Instruction: Wherever the string "heading" appears in the listing, copy that line.

Data rows:
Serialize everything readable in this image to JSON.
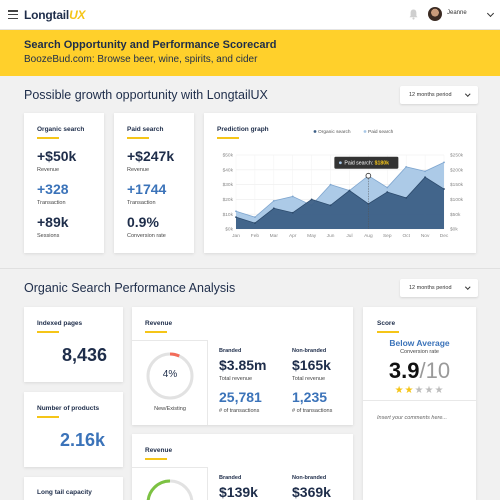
{
  "topbar": {
    "logo_main": "Longtail",
    "logo_accent": "UX",
    "user_name": "Jeanne"
  },
  "banner": {
    "title": "Search Opportunity and Performance Scorecard",
    "subtitle": "BoozeBud.com: Browse beer, wine, spirits, and cider"
  },
  "growth": {
    "heading": "Possible growth opportunity with LongtailUX",
    "period": "12 months period",
    "organic": {
      "title": "Organic search",
      "revenue_value": "+$50k",
      "revenue_label": "Revenue",
      "transaction_value": "+328",
      "transaction_label": "Transaction",
      "sessions_value": "+89k",
      "sessions_label": "Sessions"
    },
    "paid": {
      "title": "Paid search",
      "revenue_value": "+$247k",
      "revenue_label": "Revenue",
      "transaction_value": "+1744",
      "transaction_label": "Transaction",
      "conversion_value": "0.9%",
      "conversion_label": "Conversion rate"
    }
  },
  "prediction": {
    "title": "Prediction graph",
    "legend_organic": "Organic search",
    "legend_paid": "Paid search",
    "tooltip_label": "Paid search:",
    "tooltip_value": "$180k",
    "colors": {
      "organic": "#3c5f86",
      "paid": "#a8c7e6",
      "tooltip_bg": "#333333",
      "accent": "#f5c518"
    }
  },
  "chart_data": {
    "type": "area",
    "title": "Prediction graph",
    "categories": [
      "Jan",
      "Feb",
      "Mar",
      "Apr",
      "May",
      "Jun",
      "Jul",
      "Aug",
      "Sep",
      "Oct",
      "Nov",
      "Dec"
    ],
    "left_axis_ticks": [
      "$50k",
      "$40k",
      "$30k",
      "$20k",
      "$10k",
      "$0k"
    ],
    "right_axis_ticks": [
      "$250k",
      "$200k",
      "$150k",
      "$100k",
      "$50k",
      "$0k"
    ],
    "ylim_left": [
      0,
      50
    ],
    "ylim_right": [
      0,
      250
    ],
    "series": [
      {
        "name": "Paid search",
        "axis": "right",
        "values": [
          60,
          40,
          95,
          110,
          80,
          150,
          130,
          180,
          140,
          210,
          195,
          225
        ]
      },
      {
        "name": "Organic search",
        "axis": "left",
        "values": [
          8,
          4,
          14,
          11,
          20,
          16,
          26,
          17,
          25,
          21,
          35,
          27
        ]
      }
    ],
    "grid": true,
    "legend": "top-right",
    "highlight": {
      "series": "Paid search",
      "category": "Aug",
      "value": 180
    }
  },
  "performance": {
    "heading": "Organic Search Performance Analysis",
    "period": "12 months period",
    "indexed": {
      "title": "Indexed pages",
      "value": "8,436"
    },
    "products": {
      "title": "Number of products",
      "value": "2.16k"
    },
    "longtail": {
      "title": "Long tail capacity"
    },
    "revenue1": {
      "title": "Revenue",
      "gauge_value": "4%",
      "gauge_percent": 4,
      "gauge_label": "New/Existing",
      "branded_label": "Branded",
      "branded_value": "$3.85m",
      "branded_sub": "Total revenue",
      "branded_tx": "25,781",
      "branded_tx_sub": "# of transactions",
      "nonbranded_label": "Non-branded",
      "nonbranded_value": "$165k",
      "nonbranded_sub": "Total revenue",
      "nonbranded_tx": "1,235",
      "nonbranded_tx_sub": "# of transactions"
    },
    "revenue2": {
      "title": "Revenue",
      "branded_label": "Branded",
      "branded_value": "$139k",
      "nonbranded_label": "Non-branded",
      "nonbranded_value": "$369k"
    },
    "score": {
      "title": "Score",
      "rating": "Below Average",
      "rating_sub": "Conversion rate",
      "value": "3.9",
      "out_of": "/10",
      "stars_filled": 2,
      "stars_total": 5,
      "comment_placeholder": "Insert your comments here..."
    }
  }
}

Solution for this task:
    "heading": "Possible growth opportunity with LongtailUX",
    "heading": "Organic Search Performance Analysis",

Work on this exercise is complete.